(Records about charts and figures)

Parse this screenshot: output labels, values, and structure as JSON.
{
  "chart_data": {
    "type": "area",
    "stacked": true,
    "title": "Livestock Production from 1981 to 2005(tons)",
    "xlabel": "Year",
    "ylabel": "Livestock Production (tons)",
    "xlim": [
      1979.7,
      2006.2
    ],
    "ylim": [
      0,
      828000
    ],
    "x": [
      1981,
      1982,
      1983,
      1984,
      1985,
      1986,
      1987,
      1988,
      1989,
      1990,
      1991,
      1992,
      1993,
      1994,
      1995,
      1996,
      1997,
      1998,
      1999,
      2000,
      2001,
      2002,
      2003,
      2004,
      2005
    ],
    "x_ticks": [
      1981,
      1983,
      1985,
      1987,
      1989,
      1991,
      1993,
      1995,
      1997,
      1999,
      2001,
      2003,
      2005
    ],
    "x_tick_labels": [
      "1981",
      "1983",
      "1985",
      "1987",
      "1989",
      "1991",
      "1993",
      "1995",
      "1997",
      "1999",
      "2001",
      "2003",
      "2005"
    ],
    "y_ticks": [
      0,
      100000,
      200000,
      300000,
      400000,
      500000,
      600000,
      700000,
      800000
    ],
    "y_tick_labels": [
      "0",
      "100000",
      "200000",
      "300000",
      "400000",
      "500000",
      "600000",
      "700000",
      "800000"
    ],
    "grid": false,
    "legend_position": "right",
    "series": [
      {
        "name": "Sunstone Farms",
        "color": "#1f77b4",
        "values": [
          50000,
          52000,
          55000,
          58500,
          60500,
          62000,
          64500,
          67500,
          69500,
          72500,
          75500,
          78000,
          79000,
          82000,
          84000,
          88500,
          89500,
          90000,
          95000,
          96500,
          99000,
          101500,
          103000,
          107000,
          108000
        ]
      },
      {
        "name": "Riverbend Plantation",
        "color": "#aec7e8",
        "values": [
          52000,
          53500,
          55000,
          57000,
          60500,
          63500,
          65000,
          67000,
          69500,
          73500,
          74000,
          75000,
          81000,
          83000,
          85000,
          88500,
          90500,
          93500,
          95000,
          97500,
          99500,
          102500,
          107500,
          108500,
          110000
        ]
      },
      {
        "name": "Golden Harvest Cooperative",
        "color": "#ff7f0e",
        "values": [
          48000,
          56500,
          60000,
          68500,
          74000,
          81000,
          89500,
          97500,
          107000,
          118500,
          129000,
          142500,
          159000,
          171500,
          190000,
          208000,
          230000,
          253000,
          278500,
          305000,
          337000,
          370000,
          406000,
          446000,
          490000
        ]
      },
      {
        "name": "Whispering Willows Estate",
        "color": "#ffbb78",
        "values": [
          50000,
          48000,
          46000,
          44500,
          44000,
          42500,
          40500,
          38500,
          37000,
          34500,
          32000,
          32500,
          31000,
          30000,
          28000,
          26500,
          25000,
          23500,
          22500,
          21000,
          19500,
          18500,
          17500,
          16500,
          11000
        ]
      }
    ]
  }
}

- _The task_
Go through the listing and copy all of it exactly.

- _Result_
Parse this screenshot: output labels, values, and structure as JSON.
{
  "chart_data": {
    "type": "area",
    "stacked": true,
    "title": "Livestock Production from 1981 to 2005(tons)",
    "xlabel": "Year",
    "ylabel": "Livestock Production (tons)",
    "xlim": [
      1979.7,
      2006.2
    ],
    "ylim": [
      0,
      828000
    ],
    "x": [
      1981,
      1982,
      1983,
      1984,
      1985,
      1986,
      1987,
      1988,
      1989,
      1990,
      1991,
      1992,
      1993,
      1994,
      1995,
      1996,
      1997,
      1998,
      1999,
      2000,
      2001,
      2002,
      2003,
      2004,
      2005
    ],
    "x_ticks": [
      1981,
      1983,
      1985,
      1987,
      1989,
      1991,
      1993,
      1995,
      1997,
      1999,
      2001,
      2003,
      2005
    ],
    "x_tick_labels": [
      "1981",
      "1983",
      "1985",
      "1987",
      "1989",
      "1991",
      "1993",
      "1995",
      "1997",
      "1999",
      "2001",
      "2003",
      "2005"
    ],
    "y_ticks": [
      0,
      100000,
      200000,
      300000,
      400000,
      500000,
      600000,
      700000,
      800000
    ],
    "y_tick_labels": [
      "0",
      "100000",
      "200000",
      "300000",
      "400000",
      "500000",
      "600000",
      "700000",
      "800000"
    ],
    "grid": false,
    "legend_position": "right",
    "series": [
      {
        "name": "Sunstone Farms",
        "color": "#1f77b4",
        "values": [
          50000,
          52000,
          55000,
          58500,
          60500,
          62000,
          64500,
          67500,
          69500,
          72500,
          75500,
          78000,
          79000,
          82000,
          84000,
          88500,
          89500,
          90000,
          95000,
          96500,
          99000,
          101500,
          103000,
          107000,
          108000
        ]
      },
      {
        "name": "Riverbend Plantation",
        "color": "#aec7e8",
        "values": [
          52000,
          53500,
          55000,
          57000,
          60500,
          63500,
          65000,
          67000,
          69500,
          73500,
          74000,
          75000,
          81000,
          83000,
          85000,
          88500,
          90500,
          93500,
          95000,
          97500,
          99500,
          102500,
          107500,
          108500,
          110000
        ]
      },
      {
        "name": "Golden Harvest Cooperative",
        "color": "#ff7f0e",
        "values": [
          48000,
          56500,
          60000,
          68500,
          74000,
          81000,
          89500,
          97500,
          107000,
          118500,
          129000,
          142500,
          159000,
          171500,
          190000,
          208000,
          230000,
          253000,
          278500,
          305000,
          337000,
          370000,
          406000,
          446000,
          490000
        ]
      },
      {
        "name": "Whispering Willows Estate",
        "color": "#ffbb78",
        "values": [
          50000,
          48000,
          46000,
          44500,
          44000,
          42500,
          40500,
          38500,
          37000,
          34500,
          32000,
          32500,
          31000,
          30000,
          28000,
          26500,
          25000,
          23500,
          22500,
          21000,
          19500,
          18500,
          17500,
          16500,
          11000
        ]
      }
    ]
  }
}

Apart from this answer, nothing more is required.